-- Start --

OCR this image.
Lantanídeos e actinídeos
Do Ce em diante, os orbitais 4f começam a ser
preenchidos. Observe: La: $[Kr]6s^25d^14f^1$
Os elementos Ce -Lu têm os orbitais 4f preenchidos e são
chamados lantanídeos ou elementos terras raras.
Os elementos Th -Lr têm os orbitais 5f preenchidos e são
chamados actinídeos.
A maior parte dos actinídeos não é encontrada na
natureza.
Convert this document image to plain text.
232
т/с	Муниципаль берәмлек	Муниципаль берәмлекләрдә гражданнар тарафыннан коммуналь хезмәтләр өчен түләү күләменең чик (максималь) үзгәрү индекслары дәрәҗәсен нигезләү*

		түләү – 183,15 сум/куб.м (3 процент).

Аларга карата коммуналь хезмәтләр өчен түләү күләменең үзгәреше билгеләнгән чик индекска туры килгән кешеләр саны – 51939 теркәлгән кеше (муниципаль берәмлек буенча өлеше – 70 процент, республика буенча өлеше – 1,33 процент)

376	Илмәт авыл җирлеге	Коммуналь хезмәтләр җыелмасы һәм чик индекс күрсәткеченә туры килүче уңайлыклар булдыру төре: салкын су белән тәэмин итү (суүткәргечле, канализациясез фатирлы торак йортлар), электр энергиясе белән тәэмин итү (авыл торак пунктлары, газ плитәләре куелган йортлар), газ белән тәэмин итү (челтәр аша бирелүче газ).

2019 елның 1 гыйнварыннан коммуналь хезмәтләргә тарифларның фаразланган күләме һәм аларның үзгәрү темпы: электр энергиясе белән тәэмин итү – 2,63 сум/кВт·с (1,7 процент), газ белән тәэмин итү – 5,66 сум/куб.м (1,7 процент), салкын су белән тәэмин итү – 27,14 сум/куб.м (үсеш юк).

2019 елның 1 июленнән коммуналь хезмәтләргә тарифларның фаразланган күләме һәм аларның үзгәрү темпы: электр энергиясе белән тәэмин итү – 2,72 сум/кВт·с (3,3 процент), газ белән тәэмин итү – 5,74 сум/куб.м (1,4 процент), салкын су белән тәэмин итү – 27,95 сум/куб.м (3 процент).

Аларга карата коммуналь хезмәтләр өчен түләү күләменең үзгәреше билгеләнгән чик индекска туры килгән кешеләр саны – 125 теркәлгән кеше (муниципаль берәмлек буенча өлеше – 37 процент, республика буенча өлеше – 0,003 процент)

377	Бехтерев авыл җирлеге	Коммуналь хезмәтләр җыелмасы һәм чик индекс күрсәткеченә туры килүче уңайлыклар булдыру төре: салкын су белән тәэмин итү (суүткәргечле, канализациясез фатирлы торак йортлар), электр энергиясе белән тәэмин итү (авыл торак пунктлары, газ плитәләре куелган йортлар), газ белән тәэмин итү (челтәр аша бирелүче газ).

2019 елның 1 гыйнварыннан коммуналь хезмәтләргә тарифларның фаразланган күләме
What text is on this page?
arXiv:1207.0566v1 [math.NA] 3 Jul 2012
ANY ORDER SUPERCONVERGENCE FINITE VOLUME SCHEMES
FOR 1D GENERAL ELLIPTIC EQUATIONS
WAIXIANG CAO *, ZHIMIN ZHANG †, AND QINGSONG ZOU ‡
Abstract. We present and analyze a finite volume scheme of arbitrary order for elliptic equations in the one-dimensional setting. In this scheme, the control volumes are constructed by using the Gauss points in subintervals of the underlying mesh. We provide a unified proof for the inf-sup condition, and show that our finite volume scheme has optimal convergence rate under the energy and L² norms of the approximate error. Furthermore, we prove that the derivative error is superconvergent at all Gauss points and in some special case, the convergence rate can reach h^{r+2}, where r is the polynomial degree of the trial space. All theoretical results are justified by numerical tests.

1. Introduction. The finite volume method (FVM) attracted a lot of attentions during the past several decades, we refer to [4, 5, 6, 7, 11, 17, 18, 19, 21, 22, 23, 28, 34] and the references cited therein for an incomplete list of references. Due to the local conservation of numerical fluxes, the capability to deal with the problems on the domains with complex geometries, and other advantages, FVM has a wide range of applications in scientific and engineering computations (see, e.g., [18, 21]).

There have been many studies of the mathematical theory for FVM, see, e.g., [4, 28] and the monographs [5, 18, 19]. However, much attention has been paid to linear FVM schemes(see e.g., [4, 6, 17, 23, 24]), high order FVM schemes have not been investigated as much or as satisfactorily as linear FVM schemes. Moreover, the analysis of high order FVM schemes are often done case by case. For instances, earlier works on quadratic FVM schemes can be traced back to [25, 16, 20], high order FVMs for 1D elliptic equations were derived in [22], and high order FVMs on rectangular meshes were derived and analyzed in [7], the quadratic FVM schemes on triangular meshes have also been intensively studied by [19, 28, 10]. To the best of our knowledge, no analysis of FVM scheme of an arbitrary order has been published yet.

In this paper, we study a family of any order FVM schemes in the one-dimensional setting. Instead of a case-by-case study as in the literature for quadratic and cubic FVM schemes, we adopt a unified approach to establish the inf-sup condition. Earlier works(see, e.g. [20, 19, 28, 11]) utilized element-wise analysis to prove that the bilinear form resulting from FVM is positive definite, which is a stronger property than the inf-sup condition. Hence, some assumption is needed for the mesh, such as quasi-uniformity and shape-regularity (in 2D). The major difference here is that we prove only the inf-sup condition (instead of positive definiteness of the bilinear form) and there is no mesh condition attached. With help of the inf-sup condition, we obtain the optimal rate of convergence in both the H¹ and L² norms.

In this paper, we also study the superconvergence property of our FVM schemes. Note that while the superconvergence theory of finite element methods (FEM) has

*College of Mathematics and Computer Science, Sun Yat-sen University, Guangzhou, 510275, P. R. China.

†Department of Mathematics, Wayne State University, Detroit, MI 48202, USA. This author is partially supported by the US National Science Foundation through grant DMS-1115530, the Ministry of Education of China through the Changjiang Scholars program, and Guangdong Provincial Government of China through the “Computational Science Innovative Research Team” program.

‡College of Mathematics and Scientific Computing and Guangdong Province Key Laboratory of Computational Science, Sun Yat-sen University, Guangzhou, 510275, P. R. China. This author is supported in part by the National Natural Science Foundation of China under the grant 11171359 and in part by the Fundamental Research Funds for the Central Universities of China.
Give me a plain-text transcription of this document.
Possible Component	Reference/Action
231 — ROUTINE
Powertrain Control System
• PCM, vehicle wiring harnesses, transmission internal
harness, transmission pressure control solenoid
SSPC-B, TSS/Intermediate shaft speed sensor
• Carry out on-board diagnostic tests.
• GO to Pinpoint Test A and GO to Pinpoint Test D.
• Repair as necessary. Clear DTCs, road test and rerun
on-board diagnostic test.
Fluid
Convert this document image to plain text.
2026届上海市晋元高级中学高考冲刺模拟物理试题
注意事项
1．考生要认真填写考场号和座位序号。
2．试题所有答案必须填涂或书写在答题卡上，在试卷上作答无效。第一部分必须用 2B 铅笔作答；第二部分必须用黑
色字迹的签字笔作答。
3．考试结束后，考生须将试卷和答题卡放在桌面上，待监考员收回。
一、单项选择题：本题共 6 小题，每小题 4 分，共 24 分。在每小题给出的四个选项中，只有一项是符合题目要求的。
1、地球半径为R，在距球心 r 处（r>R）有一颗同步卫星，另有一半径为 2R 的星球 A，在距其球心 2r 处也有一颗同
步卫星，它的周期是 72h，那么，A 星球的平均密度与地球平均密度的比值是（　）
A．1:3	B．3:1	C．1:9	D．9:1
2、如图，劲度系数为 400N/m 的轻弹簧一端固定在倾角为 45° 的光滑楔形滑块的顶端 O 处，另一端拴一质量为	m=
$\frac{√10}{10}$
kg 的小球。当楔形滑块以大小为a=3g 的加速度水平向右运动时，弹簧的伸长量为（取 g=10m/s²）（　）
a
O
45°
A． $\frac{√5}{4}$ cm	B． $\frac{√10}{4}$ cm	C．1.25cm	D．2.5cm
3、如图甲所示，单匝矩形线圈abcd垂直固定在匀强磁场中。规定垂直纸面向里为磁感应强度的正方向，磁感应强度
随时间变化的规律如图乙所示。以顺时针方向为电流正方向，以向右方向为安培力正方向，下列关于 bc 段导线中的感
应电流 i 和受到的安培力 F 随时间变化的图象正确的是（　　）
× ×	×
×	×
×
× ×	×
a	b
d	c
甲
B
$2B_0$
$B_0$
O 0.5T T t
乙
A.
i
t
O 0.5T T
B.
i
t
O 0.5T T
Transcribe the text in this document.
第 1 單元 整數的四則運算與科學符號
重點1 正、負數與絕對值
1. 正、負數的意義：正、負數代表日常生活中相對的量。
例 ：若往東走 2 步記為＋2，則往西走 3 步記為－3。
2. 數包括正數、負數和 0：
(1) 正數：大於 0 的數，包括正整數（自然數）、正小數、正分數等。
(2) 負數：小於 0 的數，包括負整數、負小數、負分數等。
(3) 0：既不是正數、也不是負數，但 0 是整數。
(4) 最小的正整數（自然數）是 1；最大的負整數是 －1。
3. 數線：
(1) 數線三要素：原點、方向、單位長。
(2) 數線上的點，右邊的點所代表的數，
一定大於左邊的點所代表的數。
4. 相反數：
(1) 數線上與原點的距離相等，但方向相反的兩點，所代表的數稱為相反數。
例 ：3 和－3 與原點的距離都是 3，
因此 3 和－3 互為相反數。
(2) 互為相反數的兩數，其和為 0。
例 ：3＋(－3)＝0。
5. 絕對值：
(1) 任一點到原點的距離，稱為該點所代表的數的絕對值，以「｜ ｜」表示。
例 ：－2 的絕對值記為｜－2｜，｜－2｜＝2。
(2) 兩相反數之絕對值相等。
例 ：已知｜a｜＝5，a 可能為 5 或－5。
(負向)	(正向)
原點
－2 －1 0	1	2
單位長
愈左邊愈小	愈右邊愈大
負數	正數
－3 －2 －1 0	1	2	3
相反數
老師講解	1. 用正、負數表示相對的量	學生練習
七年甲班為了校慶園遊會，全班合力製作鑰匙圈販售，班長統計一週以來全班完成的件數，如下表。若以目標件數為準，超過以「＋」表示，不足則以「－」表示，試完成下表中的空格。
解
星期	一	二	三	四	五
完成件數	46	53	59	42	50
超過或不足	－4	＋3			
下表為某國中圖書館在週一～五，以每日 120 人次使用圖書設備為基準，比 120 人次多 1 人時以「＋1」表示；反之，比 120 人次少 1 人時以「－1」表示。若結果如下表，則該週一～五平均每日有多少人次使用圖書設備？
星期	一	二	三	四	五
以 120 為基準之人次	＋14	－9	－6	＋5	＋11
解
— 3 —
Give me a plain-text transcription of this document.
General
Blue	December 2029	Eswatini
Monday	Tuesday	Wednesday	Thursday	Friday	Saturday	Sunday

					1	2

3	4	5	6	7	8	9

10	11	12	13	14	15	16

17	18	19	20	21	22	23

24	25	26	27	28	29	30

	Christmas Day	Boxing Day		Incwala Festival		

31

-- End --

→ **What you should do**
Which lines of the material contain the string "кешеләр"? List each of them.

→ **Answer for the task**
Аларга карата коммуналь хезмәтләр өчен түләү күләменең үзгәреше билгеләнгән чик индекска туры килгән кешеләр саны – 51939 теркәлгән кеше (муниципаль берәмлек буенча өлеше – 70 процент, республика буенча өлеше – 1,33 процент)
Аларга карата коммуналь хезмәтләр өчен түләү күләменең үзгәреше билгеләнгән чик индекска туры килгән кешеләр саны – 125 теркәлгән кеше (муниципаль берәмлек буенча өлеше – 37 процент, республика буенча өлеше – 0,003 процент)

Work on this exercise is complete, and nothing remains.